◆ **Input data**:
** Begin **

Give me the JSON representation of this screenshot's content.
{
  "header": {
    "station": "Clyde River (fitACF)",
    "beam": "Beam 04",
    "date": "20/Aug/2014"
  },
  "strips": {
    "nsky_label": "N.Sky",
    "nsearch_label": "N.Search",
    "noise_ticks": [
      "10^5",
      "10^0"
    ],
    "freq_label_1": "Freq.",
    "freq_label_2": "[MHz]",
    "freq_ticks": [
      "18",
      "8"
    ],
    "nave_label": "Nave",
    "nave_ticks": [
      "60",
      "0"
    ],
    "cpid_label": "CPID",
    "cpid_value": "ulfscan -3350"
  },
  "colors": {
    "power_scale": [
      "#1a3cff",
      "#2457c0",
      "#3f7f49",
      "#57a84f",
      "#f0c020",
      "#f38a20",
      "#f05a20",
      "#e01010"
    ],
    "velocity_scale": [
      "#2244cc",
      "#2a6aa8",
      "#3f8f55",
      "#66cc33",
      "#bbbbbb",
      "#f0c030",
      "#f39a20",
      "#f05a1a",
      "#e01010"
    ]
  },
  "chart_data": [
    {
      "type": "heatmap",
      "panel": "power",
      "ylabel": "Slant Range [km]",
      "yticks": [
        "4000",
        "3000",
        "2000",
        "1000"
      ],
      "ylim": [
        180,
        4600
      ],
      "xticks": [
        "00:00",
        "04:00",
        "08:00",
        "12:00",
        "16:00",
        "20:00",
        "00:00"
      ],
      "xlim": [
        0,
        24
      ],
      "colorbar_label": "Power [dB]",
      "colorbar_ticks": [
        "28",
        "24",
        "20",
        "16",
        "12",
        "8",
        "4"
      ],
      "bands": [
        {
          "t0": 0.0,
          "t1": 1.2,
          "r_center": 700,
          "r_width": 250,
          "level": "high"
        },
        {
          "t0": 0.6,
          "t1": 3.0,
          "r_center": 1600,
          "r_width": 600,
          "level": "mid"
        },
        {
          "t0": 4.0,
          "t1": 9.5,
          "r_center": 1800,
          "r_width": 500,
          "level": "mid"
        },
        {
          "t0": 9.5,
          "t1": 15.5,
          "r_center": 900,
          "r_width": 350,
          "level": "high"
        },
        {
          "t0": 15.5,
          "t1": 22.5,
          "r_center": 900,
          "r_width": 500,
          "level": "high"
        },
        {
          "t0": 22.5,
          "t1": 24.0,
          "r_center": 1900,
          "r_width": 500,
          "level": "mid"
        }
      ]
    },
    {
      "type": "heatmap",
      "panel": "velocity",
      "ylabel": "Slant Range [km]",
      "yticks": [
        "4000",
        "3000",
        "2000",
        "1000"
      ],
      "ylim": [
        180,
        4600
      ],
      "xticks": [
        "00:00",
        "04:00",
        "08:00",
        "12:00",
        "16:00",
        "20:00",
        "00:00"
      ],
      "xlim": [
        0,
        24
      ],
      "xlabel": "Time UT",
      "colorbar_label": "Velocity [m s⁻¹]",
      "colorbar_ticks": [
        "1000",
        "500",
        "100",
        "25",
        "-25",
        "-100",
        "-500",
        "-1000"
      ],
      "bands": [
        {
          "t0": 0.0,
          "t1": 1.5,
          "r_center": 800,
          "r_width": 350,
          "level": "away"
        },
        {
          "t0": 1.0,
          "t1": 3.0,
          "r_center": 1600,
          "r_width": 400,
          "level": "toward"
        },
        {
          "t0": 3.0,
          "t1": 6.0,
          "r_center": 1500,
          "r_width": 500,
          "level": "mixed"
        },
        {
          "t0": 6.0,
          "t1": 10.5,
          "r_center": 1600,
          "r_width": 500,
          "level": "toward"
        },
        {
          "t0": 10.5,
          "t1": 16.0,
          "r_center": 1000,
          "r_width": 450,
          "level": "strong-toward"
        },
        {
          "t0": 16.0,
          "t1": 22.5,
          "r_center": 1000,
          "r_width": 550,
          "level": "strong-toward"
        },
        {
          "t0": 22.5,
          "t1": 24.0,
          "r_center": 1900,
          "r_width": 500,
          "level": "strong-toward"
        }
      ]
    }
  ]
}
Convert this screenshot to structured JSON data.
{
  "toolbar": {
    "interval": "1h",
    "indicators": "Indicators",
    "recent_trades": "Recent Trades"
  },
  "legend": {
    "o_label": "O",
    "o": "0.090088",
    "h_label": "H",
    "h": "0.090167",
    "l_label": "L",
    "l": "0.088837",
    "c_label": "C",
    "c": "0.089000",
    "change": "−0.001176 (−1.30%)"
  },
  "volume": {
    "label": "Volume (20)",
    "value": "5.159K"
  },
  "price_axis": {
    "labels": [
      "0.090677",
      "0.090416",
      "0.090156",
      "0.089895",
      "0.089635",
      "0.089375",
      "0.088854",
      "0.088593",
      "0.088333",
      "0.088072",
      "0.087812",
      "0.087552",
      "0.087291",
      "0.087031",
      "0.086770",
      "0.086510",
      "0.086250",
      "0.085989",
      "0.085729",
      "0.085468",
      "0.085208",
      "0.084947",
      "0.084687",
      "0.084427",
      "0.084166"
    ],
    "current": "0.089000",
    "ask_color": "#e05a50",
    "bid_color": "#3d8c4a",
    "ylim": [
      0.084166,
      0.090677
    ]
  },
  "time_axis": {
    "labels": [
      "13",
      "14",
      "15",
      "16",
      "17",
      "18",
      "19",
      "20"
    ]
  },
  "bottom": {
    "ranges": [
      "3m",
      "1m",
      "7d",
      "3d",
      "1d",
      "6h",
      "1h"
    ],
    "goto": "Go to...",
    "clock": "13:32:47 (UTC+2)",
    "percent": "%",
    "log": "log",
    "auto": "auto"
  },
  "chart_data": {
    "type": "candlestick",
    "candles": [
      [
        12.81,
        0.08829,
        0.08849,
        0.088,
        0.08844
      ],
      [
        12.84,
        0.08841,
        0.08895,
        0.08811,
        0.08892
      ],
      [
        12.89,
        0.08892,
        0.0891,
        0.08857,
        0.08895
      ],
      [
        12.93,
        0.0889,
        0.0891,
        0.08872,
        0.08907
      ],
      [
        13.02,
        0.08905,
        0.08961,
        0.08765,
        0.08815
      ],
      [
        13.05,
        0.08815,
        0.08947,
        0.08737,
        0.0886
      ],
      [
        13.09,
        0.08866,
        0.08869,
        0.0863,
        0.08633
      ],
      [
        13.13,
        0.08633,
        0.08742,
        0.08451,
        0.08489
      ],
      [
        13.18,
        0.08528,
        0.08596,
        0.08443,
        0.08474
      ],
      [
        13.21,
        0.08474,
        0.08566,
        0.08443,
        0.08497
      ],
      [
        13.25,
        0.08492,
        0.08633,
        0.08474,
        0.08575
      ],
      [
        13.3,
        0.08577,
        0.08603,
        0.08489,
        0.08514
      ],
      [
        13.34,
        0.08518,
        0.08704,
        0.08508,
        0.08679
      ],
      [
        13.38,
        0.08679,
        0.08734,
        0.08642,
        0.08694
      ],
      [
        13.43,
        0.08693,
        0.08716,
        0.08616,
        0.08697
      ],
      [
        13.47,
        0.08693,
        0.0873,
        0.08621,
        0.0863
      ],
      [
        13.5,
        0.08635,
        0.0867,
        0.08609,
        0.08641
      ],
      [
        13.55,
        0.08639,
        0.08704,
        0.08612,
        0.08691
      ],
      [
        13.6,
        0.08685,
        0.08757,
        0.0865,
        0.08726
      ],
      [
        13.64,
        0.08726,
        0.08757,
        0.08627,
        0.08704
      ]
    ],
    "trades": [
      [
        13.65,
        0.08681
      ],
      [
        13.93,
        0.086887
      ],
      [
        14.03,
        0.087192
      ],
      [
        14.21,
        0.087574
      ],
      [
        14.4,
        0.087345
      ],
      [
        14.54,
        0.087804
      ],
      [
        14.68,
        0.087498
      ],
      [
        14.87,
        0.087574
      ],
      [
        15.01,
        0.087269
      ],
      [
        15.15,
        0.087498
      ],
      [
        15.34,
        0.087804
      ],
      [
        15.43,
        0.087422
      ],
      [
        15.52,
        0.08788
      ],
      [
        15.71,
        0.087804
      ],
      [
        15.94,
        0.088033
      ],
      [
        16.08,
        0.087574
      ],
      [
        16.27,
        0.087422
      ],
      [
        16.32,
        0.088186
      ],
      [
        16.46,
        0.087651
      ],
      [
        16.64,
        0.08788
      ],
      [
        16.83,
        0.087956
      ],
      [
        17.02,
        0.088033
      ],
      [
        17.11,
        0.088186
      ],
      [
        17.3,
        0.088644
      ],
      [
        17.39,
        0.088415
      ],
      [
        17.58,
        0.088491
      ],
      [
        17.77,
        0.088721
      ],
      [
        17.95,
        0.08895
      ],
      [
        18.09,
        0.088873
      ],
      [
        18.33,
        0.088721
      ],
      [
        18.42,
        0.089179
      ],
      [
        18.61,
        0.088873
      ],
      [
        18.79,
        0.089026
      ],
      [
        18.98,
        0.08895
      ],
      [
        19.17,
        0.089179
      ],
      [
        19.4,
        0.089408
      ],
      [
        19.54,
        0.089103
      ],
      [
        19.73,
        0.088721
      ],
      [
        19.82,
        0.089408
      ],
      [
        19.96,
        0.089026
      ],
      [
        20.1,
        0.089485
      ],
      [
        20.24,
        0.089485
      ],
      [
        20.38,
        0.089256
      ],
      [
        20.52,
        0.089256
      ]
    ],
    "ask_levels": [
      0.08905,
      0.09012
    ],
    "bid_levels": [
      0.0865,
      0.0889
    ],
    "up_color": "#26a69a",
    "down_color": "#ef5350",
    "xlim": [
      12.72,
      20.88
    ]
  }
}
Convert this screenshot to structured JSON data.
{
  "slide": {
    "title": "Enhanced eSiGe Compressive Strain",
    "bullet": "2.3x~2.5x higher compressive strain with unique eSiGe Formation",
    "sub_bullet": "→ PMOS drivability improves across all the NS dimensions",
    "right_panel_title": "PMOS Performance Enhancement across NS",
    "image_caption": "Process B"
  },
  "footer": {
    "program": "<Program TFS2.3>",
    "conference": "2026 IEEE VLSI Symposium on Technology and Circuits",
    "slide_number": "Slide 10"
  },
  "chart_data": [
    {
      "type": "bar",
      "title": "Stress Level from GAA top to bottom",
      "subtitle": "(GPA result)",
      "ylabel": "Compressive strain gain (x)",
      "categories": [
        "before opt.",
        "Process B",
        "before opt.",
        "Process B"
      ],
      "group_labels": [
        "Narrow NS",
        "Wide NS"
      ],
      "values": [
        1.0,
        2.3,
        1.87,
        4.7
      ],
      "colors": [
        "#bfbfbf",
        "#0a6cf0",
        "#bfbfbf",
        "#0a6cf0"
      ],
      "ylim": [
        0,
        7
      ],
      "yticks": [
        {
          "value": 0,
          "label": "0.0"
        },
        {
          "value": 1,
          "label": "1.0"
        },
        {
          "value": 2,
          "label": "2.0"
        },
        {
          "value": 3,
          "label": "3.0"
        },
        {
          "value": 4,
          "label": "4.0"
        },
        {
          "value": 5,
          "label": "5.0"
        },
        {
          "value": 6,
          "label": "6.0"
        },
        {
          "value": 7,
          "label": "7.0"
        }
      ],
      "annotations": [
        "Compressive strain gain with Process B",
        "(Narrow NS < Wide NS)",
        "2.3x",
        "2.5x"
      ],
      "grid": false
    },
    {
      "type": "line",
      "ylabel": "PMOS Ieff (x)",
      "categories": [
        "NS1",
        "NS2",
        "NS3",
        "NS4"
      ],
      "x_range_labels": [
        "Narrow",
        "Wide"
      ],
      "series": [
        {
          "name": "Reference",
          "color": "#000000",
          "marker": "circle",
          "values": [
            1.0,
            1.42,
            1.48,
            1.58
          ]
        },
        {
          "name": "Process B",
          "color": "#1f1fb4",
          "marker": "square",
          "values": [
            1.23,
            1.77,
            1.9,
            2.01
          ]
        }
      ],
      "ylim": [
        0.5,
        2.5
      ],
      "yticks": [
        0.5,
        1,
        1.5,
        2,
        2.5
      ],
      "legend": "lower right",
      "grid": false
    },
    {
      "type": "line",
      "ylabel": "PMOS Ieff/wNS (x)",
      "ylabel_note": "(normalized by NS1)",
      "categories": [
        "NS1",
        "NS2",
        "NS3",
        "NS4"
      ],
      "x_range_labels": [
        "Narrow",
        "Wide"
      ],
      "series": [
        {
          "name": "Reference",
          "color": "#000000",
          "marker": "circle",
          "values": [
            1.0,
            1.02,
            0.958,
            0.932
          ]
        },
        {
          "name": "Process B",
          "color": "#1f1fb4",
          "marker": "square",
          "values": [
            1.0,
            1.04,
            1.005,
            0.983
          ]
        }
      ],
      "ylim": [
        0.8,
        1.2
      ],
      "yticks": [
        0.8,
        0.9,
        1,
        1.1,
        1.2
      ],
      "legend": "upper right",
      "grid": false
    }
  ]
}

** End **

◆ **Objective**:
Copy out each line in the preceding records that contains "Narrow".

◆ **Correct answer**:
        "Narrow NS",
        "(Narrow NS < Wide NS)",
        "Narrow",
        "Narrow",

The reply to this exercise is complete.